YOUR OBJECTIVE >>
Copy out the material below in full, but not its images.

DATA EXCERPTS >>
"""

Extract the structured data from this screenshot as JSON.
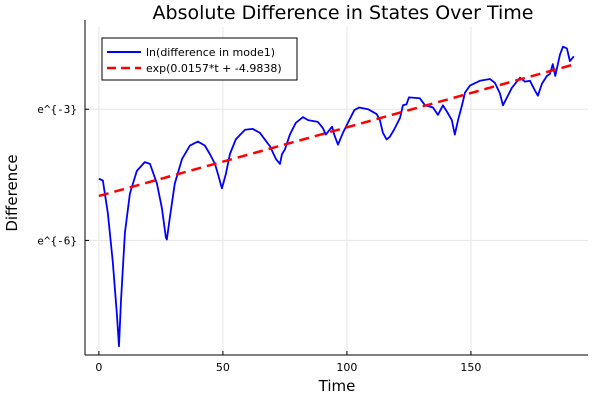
{
  "chart_data": {
    "type": "line",
    "title": "Absolute Difference in States Over Time",
    "xlabel": "Time",
    "ylabel": "Difference",
    "xlim": [
      -5.6,
      197.2
    ],
    "ylim": [
      -8.62,
      -1.12
    ],
    "y_scale": "log (natural), values shown as ln",
    "x_ticks": [
      0,
      50,
      100,
      150
    ],
    "x_tick_labels": [
      "0",
      "50",
      "100",
      "150"
    ],
    "y_ticks": [
      -6,
      -3
    ],
    "y_tick_labels": [
      "e^{-6}",
      "e^{-3}"
    ],
    "grid": true,
    "legend_position": "top-left",
    "series": [
      {
        "name": "ln(difference in mode1)",
        "color": "#0000ff",
        "style": "solid",
        "x": [
          0,
          1.6,
          3.6,
          5.6,
          7.3,
          8.1,
          8.9,
          10.5,
          12.5,
          15.3,
          18.5,
          20.6,
          23.4,
          25.4,
          27,
          27.4,
          28.6,
          30.6,
          33.5,
          36.7,
          39.9,
          42.7,
          44.8,
          46.8,
          48,
          49.6,
          51.2,
          52.8,
          55.2,
          58.9,
          62,
          64.9,
          66.9,
          69,
          71.4,
          73,
          73.8,
          75,
          77,
          79.4,
          82.3,
          84.3,
          88.3,
          90.3,
          91.5,
          94,
          95,
          96.4,
          98.4,
          100.4,
          103,
          105,
          108.5,
          112,
          113.3,
          114.5,
          116,
          117.3,
          119,
          121.4,
          122.6,
          124,
          125,
          129.4,
          131.5,
          134.7,
          136.7,
          138.7,
          140.7,
          142.3,
          143.5,
          144.8,
          146.4,
          147.6,
          149.6,
          153.6,
          157.7,
          159.7,
          161.7,
          162.9,
          164.9,
          166.5,
          169.8,
          171.8,
          173.8,
          175.8,
          177,
          178.6,
          180.6,
          181.9,
          183,
          184,
          185.9,
          187.1,
          188.7,
          189.9,
          191.5
        ],
        "y": [
          -4.59,
          -4.63,
          -5.37,
          -6.49,
          -7.72,
          -8.42,
          -7.39,
          -5.82,
          -4.93,
          -4.41,
          -4.21,
          -4.25,
          -4.7,
          -5.26,
          -5.93,
          -5.98,
          -5.48,
          -4.7,
          -4.14,
          -3.83,
          -3.74,
          -3.83,
          -4.03,
          -4.25,
          -4.48,
          -4.81,
          -4.48,
          -4.03,
          -3.69,
          -3.47,
          -3.45,
          -3.54,
          -3.69,
          -3.85,
          -4.14,
          -4.25,
          -4.03,
          -3.92,
          -3.58,
          -3.31,
          -3.18,
          -3.25,
          -3.29,
          -3.43,
          -3.58,
          -3.4,
          -3.6,
          -3.81,
          -3.54,
          -3.31,
          -3.02,
          -2.96,
          -3.0,
          -3.11,
          -3.25,
          -3.54,
          -3.69,
          -3.63,
          -3.47,
          -3.2,
          -2.91,
          -2.89,
          -2.73,
          -2.75,
          -2.91,
          -2.96,
          -3.13,
          -2.91,
          -3.09,
          -3.25,
          -3.58,
          -3.25,
          -2.91,
          -2.62,
          -2.46,
          -2.35,
          -2.31,
          -2.4,
          -2.64,
          -2.91,
          -2.69,
          -2.51,
          -2.28,
          -2.37,
          -2.35,
          -2.57,
          -2.69,
          -2.42,
          -2.24,
          -2.19,
          -1.97,
          -2.24,
          -1.75,
          -1.57,
          -1.61,
          -1.9,
          -1.79
        ]
      },
      {
        "name": "exp(0.0157*t + -4.9838)",
        "color": "#ff0000",
        "style": "dashed",
        "slope": 0.0157,
        "intercept": -4.9838,
        "x_range": [
          0,
          191.5
        ]
      }
    ]
  }
}
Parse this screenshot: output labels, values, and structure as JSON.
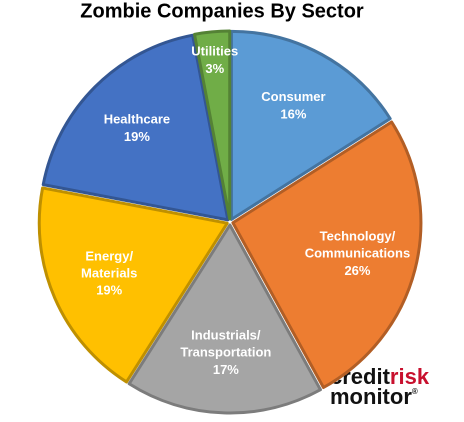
{
  "chart_data": {
    "type": "pie",
    "title": "Zombie Companies By Sector",
    "categories": [
      "Consumer",
      "Technology/Communications",
      "Industrials/Transportation",
      "Energy/Materials",
      "Healthcare",
      "Utilities"
    ],
    "values": [
      16,
      26,
      17,
      19,
      19,
      3
    ],
    "value_labels": [
      "16%",
      "26%",
      "17%",
      "19%",
      "19%",
      "3%"
    ],
    "colors": [
      "#5b9bd5",
      "#ed7d31",
      "#a5a5a5",
      "#ffc000",
      "#4472c4",
      "#70ad47"
    ]
  },
  "logo": {
    "credit": "credit",
    "risk": "risk",
    "monitor": "monitor",
    "mark": "®"
  }
}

"""

THE COMPLETED TASK >>
Extract the structured data from this screenshot as JSON.
{
  "chart_data": {
    "type": "line",
    "title": "Absolute Difference in States Over Time",
    "xlabel": "Time",
    "ylabel": "Difference",
    "xlim": [
      -5.6,
      197.2
    ],
    "ylim": [
      -8.62,
      -1.12
    ],
    "y_scale": "log (natural), values shown as ln",
    "x_ticks": [
      0,
      50,
      100,
      150
    ],
    "x_tick_labels": [
      "0",
      "50",
      "100",
      "150"
    ],
    "y_ticks": [
      -6,
      -3
    ],
    "y_tick_labels": [
      "e^{-6}",
      "e^{-3}"
    ],
    "grid": true,
    "legend_position": "top-left",
    "series": [
      {
        "name": "ln(difference in mode1)",
        "color": "#0000ff",
        "style": "solid",
        "x": [
          0,
          1.6,
          3.6,
          5.6,
          7.3,
          8.1,
          8.9,
          10.5,
          12.5,
          15.3,
          18.5,
          20.6,
          23.4,
          25.4,
          27,
          27.4,
          28.6,
          30.6,
          33.5,
          36.7,
          39.9,
          42.7,
          44.8,
          46.8,
          48,
          49.6,
          51.2,
          52.8,
          55.2,
          58.9,
          62,
          64.9,
          66.9,
          69,
          71.4,
          73,
          73.8,
          75,
          77,
          79.4,
          82.3,
          84.3,
          88.3,
          90.3,
          91.5,
          94,
          95,
          96.4,
          98.4,
          100.4,
          103,
          105,
          108.5,
          112,
          113.3,
          114.5,
          116,
          117.3,
          119,
          121.4,
          122.6,
          124,
          125,
          129.4,
          131.5,
          134.7,
          136.7,
          138.7,
          140.7,
          142.3,
          143.5,
          144.8,
          146.4,
          147.6,
          149.6,
          153.6,
          157.7,
          159.7,
          161.7,
          162.9,
          164.9,
          166.5,
          169.8,
          171.8,
          173.8,
          175.8,
          177,
          178.6,
          180.6,
          181.9,
          183,
          184,
          185.9,
          187.1,
          188.7,
          189.9,
          191.5
        ],
        "y": [
          -4.59,
          -4.63,
          -5.37,
          -6.49,
          -7.72,
          -8.42,
          -7.39,
          -5.82,
          -4.93,
          -4.41,
          -4.21,
          -4.25,
          -4.7,
          -5.26,
          -5.93,
          -5.98,
          -5.48,
          -4.7,
          -4.14,
          -3.83,
          -3.74,
          -3.83,
          -4.03,
          -4.25,
          -4.48,
          -4.81,
          -4.48,
          -4.03,
          -3.69,
          -3.47,
          -3.45,
          -3.54,
          -3.69,
          -3.85,
          -4.14,
          -4.25,
          -4.03,
          -3.92,
          -3.58,
          -3.31,
          -3.18,
          -3.25,
          -3.29,
          -3.43,
          -3.58,
          -3.4,
          -3.6,
          -3.81,
          -3.54,
          -3.31,
          -3.02,
          -2.96,
          -3.0,
          -3.11,
          -3.25,
          -3.54,
          -3.69,
          -3.63,
          -3.47,
          -3.2,
          -2.91,
          -2.89,
          -2.73,
          -2.75,
          -2.91,
          -2.96,
          -3.13,
          -2.91,
          -3.09,
          -3.25,
          -3.58,
          -3.25,
          -2.91,
          -2.62,
          -2.46,
          -2.35,
          -2.31,
          -2.4,
          -2.64,
          -2.91,
          -2.69,
          -2.51,
          -2.28,
          -2.37,
          -2.35,
          -2.57,
          -2.69,
          -2.42,
          -2.24,
          -2.19,
          -1.97,
          -2.24,
          -1.75,
          -1.57,
          -1.61,
          -1.9,
          -1.79
        ]
      },
      {
        "name": "exp(0.0157*t + -4.9838)",
        "color": "#ff0000",
        "style": "dashed",
        "slope": 0.0157,
        "intercept": -4.9838,
        "x_range": [
          0,
          191.5
        ]
      }
    ]
  }
}
Parse this screenshot: output labels, values, and structure as JSON.
{
  "chart_data": {
    "type": "pie",
    "title": "Zombie Companies By Sector",
    "categories": [
      "Consumer",
      "Technology/Communications",
      "Industrials/Transportation",
      "Energy/Materials",
      "Healthcare",
      "Utilities"
    ],
    "values": [
      16,
      26,
      17,
      19,
      19,
      3
    ],
    "value_labels": [
      "16%",
      "26%",
      "17%",
      "19%",
      "19%",
      "3%"
    ],
    "colors": [
      "#5b9bd5",
      "#ed7d31",
      "#a5a5a5",
      "#ffc000",
      "#4472c4",
      "#70ad47"
    ]
  },
  "logo": {
    "credit": "credit",
    "risk": "risk",
    "monitor": "monitor",
    "mark": "®"
  }
}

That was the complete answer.